Determine the number of lines that have the string "inherited" in them, and give only that number.

| RECORDS FOR THIS TASK |
+--

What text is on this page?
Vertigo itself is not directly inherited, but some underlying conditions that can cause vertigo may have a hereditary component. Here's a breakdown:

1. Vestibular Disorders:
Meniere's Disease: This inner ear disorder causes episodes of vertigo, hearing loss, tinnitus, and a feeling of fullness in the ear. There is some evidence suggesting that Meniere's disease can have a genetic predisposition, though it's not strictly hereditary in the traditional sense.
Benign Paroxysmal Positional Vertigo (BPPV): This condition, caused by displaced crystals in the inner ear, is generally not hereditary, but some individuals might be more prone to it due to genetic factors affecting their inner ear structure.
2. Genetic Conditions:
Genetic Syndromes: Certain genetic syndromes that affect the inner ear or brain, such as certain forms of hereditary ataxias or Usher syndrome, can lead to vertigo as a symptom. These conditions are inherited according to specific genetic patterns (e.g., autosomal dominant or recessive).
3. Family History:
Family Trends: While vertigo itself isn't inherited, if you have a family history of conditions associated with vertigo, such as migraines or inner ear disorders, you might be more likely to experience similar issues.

+--

| SOLUTION FOR THIS TASK |
3